● **DOCUMENT SECTION**
## BEGIN

Club Sportiv Municipal Oltenița, commonly known as CSM Oltenița, or simply Oltenița (), is a professional Romanian football club based in Oltenița, Călărași County.

The team was founded as Șantierul Naval Oltenița in 1948 and played between 1965 and 1992 in the Liga II and Liga III. After 1992 the team had only sporadic appearances in the third league, before being declared bankrupt at the end of the 2004–05 season. For 7 years football has disappeared from the city, and the stadium has also become a ruin. In 2011 the renovations of the stadium started and after one year the club was re-founded, this time as CSM Oltenița.

History
CSM Oltenița was founded in 1948 as Șantierul Naval Oltenița (also known as ȘN Oltenița or SNO). The team was first promoted to the Divizia C at the end of the 1964–65 season. ȘN Oltenița played at this level for five years before advancing to the Divizia B at the end of the 1969–70 season. The club was strongly supported by the Oltenița shipyard and they had good results and at the end of the 1971–72 season occupied the 3rd place (best ranking in its entire history). In the following seasons the club no longer succeeded in approaching this performance: 1972–73 – 6th, 1973–74 – 13th, 1974–75 – 9th, 1975–76 – 13th, then culminating with a 17th place and a relegation at the end of the 1976–77 season. After one season, the club from the left bank of the Argeș River promoted again, but it would only last a season before returning to the third league, where it would remain. In 1992 after the Romanian Revolution and fall of the communism in Romania, Oltenița shipyard, which was an institution of the state, has begun to face growing financial problems, which has also shifted to the football team.

In 1992 Unirea Tricolor București (not to be confused with the original club Unirea Tricolor București, which was dissolved in 1958) was moved from Bucharest to Oltenița and merged with ISCIP Ulmeni and ȘN Oltenița. The new entity was named Unirea Tricolor Oltenița, then Navol Unirea Oltenița. After two seasons, Unirea Tricolor and ȘN Oltenița split up, Unirea Tricolor moved back to Bucharest and maintained the Divizia C place while ȘN Oltenița was renamed as Navol Oltenița (the new name of the Oltenița shipyard) and enrolled in the Divizia D. Navol promoted after only one season and remained in the Divizia C until 1999, then promoting again only in 2004. As the shipyard's support had disappeared because of the serious problems it faced, Navol has withdrawn at the end of the season due to lack of funds, the shipyard was declared bankrupt a year later. After this followed the darkest period in the history of football from Oltenița, a period of seven years in which the club remained just a memory and the stadium has become a ruin.

## END

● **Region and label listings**
## BEGIN

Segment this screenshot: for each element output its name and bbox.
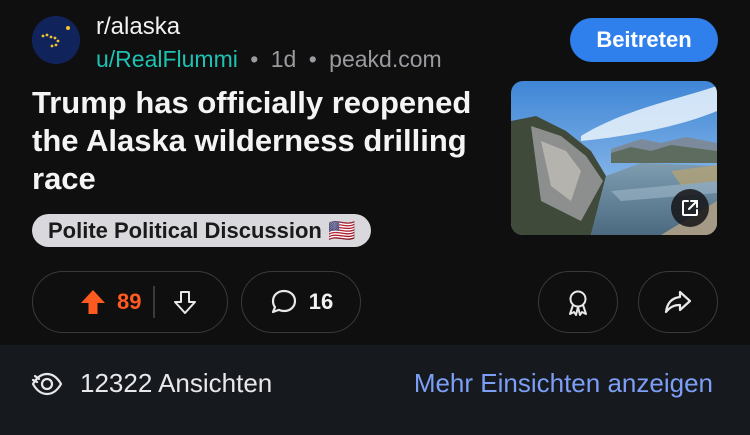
comment-count: 16: [308, 289, 334, 314]
alaska-flag-icon: [32, 16, 80, 64]
separator: •: [250, 46, 259, 72]
vote-count: 89: [117, 289, 142, 314]
external-link-icon[interactable]: [671, 189, 709, 227]
share-button[interactable]: [638, 271, 718, 333]
upvote-button[interactable]: [33, 272, 111, 332]
join-button[interactable]: Beitreten: [570, 18, 718, 62]
author-link[interactable]: u/RealFlummi: [96, 46, 238, 72]
post-byline: u/RealFlummi • 1d • peakd.com: [96, 44, 442, 74]
downvote-arrow-icon: [173, 291, 196, 314]
share-arrow-icon: [664, 290, 692, 314]
post-actions: 89 16: [32, 271, 718, 335]
view-count: 12322 Ansichten: [80, 368, 273, 398]
eye-icon: [31, 372, 63, 396]
post-domain[interactable]: peakd.com: [329, 46, 442, 72]
subreddit-avatar[interactable]: [32, 16, 80, 64]
post-header: r/alaska u/RealFlummi • 1d • peakd.com B…: [32, 12, 718, 76]
downvote-button[interactable]: [155, 272, 215, 332]
subreddit-name[interactable]: r/alaska: [96, 12, 442, 42]
vote-control: 89: [32, 271, 228, 333]
post-age: 1d: [270, 46, 297, 72]
post-meta: r/alaska u/RealFlummi • 1d • peakd.com: [96, 12, 442, 74]
more-insights-link[interactable]: Mehr Einsichten anzeigen: [414, 367, 713, 399]
insights-bar: 12322 Ansichten Mehr Einsichten anzeigen: [0, 345, 750, 435]
post-thumbnail[interactable]: [511, 81, 717, 235]
post-flair[interactable]: Polite Political Discussion 🇺🇸: [32, 214, 372, 247]
post-title[interactable]: Trump has officially reopened the Alaska…: [32, 84, 472, 198]
post-card[interactable]: r/alaska u/RealFlummi • 1d • peakd.com B…: [0, 0, 750, 435]
award-button[interactable]: [538, 271, 618, 333]
comment-bubble-icon: [271, 289, 296, 314]
upvote-arrow-icon: [81, 290, 105, 314]
comment-button[interactable]: 16: [241, 271, 361, 333]
award-ribbon-icon: [569, 290, 587, 316]
separator: •: [308, 46, 317, 72]
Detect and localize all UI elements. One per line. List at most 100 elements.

## END

● **PARTS OF THE EXERCISE**
1: Give the part of the text on CSM Oltenița from "Club Sportiv Municipal" up to and including "as CSM Oltenița." again, switching "stadium" to "arena".
2: Answer these questions about the text on CSM Oltenița:
(a) In which county is Oltenița located?
(b) In what year was the club founded as Șantierul Naval Oltenița?
(c) What was the club's best ranking in its history, and at the end of which season did it achieve it?
3: Extend the text about CSM Oltenița, continuing from its last sentence.

● **EXPECTED ANSWERS**
1:
Club Sportiv Municipal Oltenița, commonly known as CSM Oltenița, or simply Oltenița (), is a professional Romanian football club based in Oltenița, Călărași County.

The team was founded as Șantierul Naval Oltenița in 1948 and played between 1965 and 1992 in the Liga II and Liga III. After 1992 the team had only sporadic appearances in the third league, before being declared bankrupt at the end of the 2004–05 season. For 7 years football has disappeared from the city, and the arena has also become a ruin. In 2011 the renovations of the arena started and after one year the club was re-founded, this time as CSM Oltenița.

2:
(a) Călărași County
(b) 1948
(c) 3rd place, at the end of the 1971–72 season

3:
In 2011 the stadium was renovated and in 2012 the football club was refounded as CSM Oltenița. The team returned to the Liga III at the end of the 2014–15 season after winning the Liga IV, Călărași County group.

Ground
CSM Oltenița plays its home matches on the 2,500-seat Stadionul Municipal from Oltenița. In the past the stadium could fit 10,000 people, but the capacity was reduced by the irreparable damage suffered during the period in which it was abandoned. In 2011 the stadium was revived, but the capacity was reduced at only 2,500 and from 2014 was also bought by Municipality of Oltenița from the company that took over the assets of the Oltenița shipyard after its bankruptcy.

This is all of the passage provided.